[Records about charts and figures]
[BEGIN]

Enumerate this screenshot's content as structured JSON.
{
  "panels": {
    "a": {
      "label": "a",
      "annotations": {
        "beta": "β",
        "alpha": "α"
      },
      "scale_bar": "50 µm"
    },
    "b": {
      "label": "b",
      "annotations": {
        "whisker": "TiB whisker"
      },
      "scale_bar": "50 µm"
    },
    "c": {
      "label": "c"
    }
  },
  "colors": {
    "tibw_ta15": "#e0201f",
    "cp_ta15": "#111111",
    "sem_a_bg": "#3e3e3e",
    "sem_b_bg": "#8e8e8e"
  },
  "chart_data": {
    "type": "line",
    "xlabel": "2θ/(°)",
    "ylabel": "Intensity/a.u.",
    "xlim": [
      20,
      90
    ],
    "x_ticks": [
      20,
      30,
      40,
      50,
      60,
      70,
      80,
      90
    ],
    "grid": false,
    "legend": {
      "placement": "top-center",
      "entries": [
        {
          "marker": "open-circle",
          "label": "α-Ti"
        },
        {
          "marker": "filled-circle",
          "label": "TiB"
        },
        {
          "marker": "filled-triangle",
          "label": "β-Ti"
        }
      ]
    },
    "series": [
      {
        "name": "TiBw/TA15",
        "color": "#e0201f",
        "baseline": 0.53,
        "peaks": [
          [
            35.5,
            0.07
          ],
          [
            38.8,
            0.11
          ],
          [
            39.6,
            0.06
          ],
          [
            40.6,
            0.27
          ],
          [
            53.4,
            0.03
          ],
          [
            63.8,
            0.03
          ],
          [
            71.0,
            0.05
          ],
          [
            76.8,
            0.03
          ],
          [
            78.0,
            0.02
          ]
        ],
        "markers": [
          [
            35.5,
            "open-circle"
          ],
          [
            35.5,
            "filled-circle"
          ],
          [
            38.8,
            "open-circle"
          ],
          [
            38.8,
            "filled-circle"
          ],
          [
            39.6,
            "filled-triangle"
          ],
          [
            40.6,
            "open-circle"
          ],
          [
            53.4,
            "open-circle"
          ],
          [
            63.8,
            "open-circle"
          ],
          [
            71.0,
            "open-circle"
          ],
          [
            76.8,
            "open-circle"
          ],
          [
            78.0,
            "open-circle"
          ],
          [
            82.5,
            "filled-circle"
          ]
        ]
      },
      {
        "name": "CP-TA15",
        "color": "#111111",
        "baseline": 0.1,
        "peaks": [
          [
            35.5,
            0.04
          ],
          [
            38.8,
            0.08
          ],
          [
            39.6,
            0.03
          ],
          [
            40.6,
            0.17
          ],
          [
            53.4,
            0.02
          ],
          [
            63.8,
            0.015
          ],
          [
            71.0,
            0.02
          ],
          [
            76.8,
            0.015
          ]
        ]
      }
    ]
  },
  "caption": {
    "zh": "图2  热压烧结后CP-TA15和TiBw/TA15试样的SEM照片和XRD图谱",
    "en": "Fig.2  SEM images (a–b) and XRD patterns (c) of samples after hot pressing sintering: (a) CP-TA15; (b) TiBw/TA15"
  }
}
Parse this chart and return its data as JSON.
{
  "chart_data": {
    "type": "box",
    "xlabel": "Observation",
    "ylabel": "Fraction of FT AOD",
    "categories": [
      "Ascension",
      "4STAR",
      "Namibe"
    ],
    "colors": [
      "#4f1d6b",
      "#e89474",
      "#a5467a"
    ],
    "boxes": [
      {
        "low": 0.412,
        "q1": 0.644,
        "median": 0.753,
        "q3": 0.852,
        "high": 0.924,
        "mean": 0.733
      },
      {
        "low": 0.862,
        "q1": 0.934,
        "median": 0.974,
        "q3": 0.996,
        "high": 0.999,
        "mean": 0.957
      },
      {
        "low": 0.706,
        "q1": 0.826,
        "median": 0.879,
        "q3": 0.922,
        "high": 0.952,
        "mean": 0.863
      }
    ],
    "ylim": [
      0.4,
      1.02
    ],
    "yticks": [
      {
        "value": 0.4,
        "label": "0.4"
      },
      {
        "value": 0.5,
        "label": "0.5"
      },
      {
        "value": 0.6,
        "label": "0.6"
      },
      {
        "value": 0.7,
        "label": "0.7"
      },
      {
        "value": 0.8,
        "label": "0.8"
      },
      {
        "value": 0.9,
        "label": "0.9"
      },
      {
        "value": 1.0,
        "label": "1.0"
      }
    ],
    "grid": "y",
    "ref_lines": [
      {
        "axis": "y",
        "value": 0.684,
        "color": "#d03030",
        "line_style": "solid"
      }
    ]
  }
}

[END]

Instructions for the task: Return all of the data precisely as it appears.

Answer to the task:
Enumerate this screenshot's content as structured JSON.
{
  "panels": {
    "a": {
      "label": "a",
      "annotations": {
        "beta": "β",
        "alpha": "α"
      },
      "scale_bar": "50 µm"
    },
    "b": {
      "label": "b",
      "annotations": {
        "whisker": "TiB whisker"
      },
      "scale_bar": "50 µm"
    },
    "c": {
      "label": "c"
    }
  },
  "colors": {
    "tibw_ta15": "#e0201f",
    "cp_ta15": "#111111",
    "sem_a_bg": "#3e3e3e",
    "sem_b_bg": "#8e8e8e"
  },
  "chart_data": {
    "type": "line",
    "xlabel": "2θ/(°)",
    "ylabel": "Intensity/a.u.",
    "xlim": [
      20,
      90
    ],
    "x_ticks": [
      20,
      30,
      40,
      50,
      60,
      70,
      80,
      90
    ],
    "grid": false,
    "legend": {
      "placement": "top-center",
      "entries": [
        {
          "marker": "open-circle",
          "label": "α-Ti"
        },
        {
          "marker": "filled-circle",
          "label": "TiB"
        },
        {
          "marker": "filled-triangle",
          "label": "β-Ti"
        }
      ]
    },
    "series": [
      {
        "name": "TiBw/TA15",
        "color": "#e0201f",
        "baseline": 0.53,
        "peaks": [
          [
            35.5,
            0.07
          ],
          [
            38.8,
            0.11
          ],
          [
            39.6,
            0.06
          ],
          [
            40.6,
            0.27
          ],
          [
            53.4,
            0.03
          ],
          [
            63.8,
            0.03
          ],
          [
            71.0,
            0.05
          ],
          [
            76.8,
            0.03
          ],
          [
            78.0,
            0.02
          ]
        ],
        "markers": [
          [
            35.5,
            "open-circle"
          ],
          [
            35.5,
            "filled-circle"
          ],
          [
            38.8,
            "open-circle"
          ],
          [
            38.8,
            "filled-circle"
          ],
          [
            39.6,
            "filled-triangle"
          ],
          [
            40.6,
            "open-circle"
          ],
          [
            53.4,
            "open-circle"
          ],
          [
            63.8,
            "open-circle"
          ],
          [
            71.0,
            "open-circle"
          ],
          [
            76.8,
            "open-circle"
          ],
          [
            78.0,
            "open-circle"
          ],
          [
            82.5,
            "filled-circle"
          ]
        ]
      },
      {
        "name": "CP-TA15",
        "color": "#111111",
        "baseline": 0.1,
        "peaks": [
          [
            35.5,
            0.04
          ],
          [
            38.8,
            0.08
          ],
          [
            39.6,
            0.03
          ],
          [
            40.6,
            0.17
          ],
          [
            53.4,
            0.02
          ],
          [
            63.8,
            0.015
          ],
          [
            71.0,
            0.02
          ],
          [
            76.8,
            0.015
          ]
        ]
      }
    ]
  },
  "caption": {
    "zh": "图2  热压烧结后CP-TA15和TiBw/TA15试样的SEM照片和XRD图谱",
    "en": "Fig.2  SEM images (a–b) and XRD patterns (c) of samples after hot pressing sintering: (a) CP-TA15; (b) TiBw/TA15"
  }
}
Parse this chart and return its data as JSON.
{
  "chart_data": {
    "type": "box",
    "xlabel": "Observation",
    "ylabel": "Fraction of FT AOD",
    "categories": [
      "Ascension",
      "4STAR",
      "Namibe"
    ],
    "colors": [
      "#4f1d6b",
      "#e89474",
      "#a5467a"
    ],
    "boxes": [
      {
        "low": 0.412,
        "q1": 0.644,
        "median": 0.753,
        "q3": 0.852,
        "high": 0.924,
        "mean": 0.733
      },
      {
        "low": 0.862,
        "q1": 0.934,
        "median": 0.974,
        "q3": 0.996,
        "high": 0.999,
        "mean": 0.957
      },
      {
        "low": 0.706,
        "q1": 0.826,
        "median": 0.879,
        "q3": 0.922,
        "high": 0.952,
        "mean": 0.863
      }
    ],
    "ylim": [
      0.4,
      1.02
    ],
    "yticks": [
      {
        "value": 0.4,
        "label": "0.4"
      },
      {
        "value": 0.5,
        "label": "0.5"
      },
      {
        "value": 0.6,
        "label": "0.6"
      },
      {
        "value": 0.7,
        "label": "0.7"
      },
      {
        "value": 0.8,
        "label": "0.8"
      },
      {
        "value": 0.9,
        "label": "0.9"
      },
      {
        "value": 1.0,
        "label": "1.0"
      }
    ],
    "grid": "y",
    "ref_lines": [
      {
        "axis": "y",
        "value": 0.684,
        "color": "#d03030",
        "line_style": "solid"
      }
    ]
  }
}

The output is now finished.